Reproduce the material below line for line. Start at its first line and continue through the line that contains "colorbar-bin-9 (729, 540, 793, 568)", including that line.
==========
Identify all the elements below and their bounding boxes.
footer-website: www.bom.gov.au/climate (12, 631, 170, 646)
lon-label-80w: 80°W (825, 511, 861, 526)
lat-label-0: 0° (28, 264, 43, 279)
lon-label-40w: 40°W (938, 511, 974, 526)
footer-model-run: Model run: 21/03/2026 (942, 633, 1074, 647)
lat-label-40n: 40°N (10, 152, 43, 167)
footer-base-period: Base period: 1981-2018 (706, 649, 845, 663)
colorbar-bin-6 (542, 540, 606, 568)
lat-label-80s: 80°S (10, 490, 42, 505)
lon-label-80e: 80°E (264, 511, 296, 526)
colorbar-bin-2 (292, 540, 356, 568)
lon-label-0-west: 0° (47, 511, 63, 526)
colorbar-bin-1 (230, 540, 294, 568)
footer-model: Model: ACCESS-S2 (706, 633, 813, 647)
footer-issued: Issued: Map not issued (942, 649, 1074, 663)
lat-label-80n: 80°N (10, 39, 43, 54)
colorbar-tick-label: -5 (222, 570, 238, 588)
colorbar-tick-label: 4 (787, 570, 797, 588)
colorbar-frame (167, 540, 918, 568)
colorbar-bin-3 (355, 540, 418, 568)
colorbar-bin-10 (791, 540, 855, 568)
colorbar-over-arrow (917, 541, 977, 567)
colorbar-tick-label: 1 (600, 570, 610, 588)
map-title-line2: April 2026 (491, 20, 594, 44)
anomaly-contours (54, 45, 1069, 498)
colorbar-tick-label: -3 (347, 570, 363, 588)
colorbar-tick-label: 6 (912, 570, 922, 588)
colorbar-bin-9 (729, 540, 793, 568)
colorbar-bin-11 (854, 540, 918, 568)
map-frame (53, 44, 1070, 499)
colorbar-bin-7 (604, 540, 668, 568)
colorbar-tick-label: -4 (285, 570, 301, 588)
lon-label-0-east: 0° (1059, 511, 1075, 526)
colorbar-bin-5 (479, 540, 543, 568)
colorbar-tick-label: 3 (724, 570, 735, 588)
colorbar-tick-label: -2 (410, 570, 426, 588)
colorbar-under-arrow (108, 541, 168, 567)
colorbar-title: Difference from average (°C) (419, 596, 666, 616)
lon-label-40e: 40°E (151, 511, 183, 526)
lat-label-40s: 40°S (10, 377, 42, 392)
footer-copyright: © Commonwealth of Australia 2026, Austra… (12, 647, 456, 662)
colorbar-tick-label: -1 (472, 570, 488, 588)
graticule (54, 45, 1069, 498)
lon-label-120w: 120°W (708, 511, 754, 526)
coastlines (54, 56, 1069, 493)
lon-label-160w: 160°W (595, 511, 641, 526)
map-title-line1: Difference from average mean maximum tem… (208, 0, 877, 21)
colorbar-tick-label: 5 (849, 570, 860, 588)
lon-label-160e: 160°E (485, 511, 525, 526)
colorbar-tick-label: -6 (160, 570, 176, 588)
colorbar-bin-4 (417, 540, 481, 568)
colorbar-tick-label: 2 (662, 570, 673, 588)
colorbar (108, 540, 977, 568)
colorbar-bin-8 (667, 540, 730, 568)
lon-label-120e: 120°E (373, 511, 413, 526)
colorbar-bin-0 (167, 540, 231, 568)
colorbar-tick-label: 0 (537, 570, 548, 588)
==========
● **RESPONSE FOR THIS EXERCISE**:
Identify all the elements below and their bounding boxes.
footer-website: www.bom.gov.au/climate (12, 631, 170, 646)
lon-label-80w: 80°W (825, 511, 861, 526)
lat-label-0: 0° (28, 264, 43, 279)
lon-label-40w: 40°W (938, 511, 974, 526)
footer-model-run: Model run: 21/03/2026 (942, 633, 1074, 647)
lat-label-40n: 40°N (10, 152, 43, 167)
footer-base-period: Base period: 1981-2018 (706, 649, 845, 663)
colorbar-bin-6 (542, 540, 606, 568)
lat-label-80s: 80°S (10, 490, 42, 505)
lon-label-80e: 80°E (264, 511, 296, 526)
colorbar-bin-2 (292, 540, 356, 568)
lon-label-0-west: 0° (47, 511, 63, 526)
colorbar-bin-1 (230, 540, 294, 568)
footer-model: Model: ACCESS-S2 (706, 633, 813, 647)
footer-issued: Issued: Map not issued (942, 649, 1074, 663)
lat-label-80n: 80°N (10, 39, 43, 54)
colorbar-tick-label: -5 (222, 570, 238, 588)
colorbar-tick-label: 4 (787, 570, 797, 588)
colorbar-frame (167, 540, 918, 568)
colorbar-bin-3 (355, 540, 418, 568)
colorbar-bin-10 (791, 540, 855, 568)
colorbar-over-arrow (917, 541, 977, 567)
colorbar-tick-label: 1 (600, 570, 610, 588)
map-title-line2: April 2026 (491, 20, 594, 44)
anomaly-contours (54, 45, 1069, 498)
colorbar-tick-label: -3 (347, 570, 363, 588)
colorbar-tick-label: 6 (912, 570, 922, 588)
colorbar-bin-9 (729, 540, 793, 568)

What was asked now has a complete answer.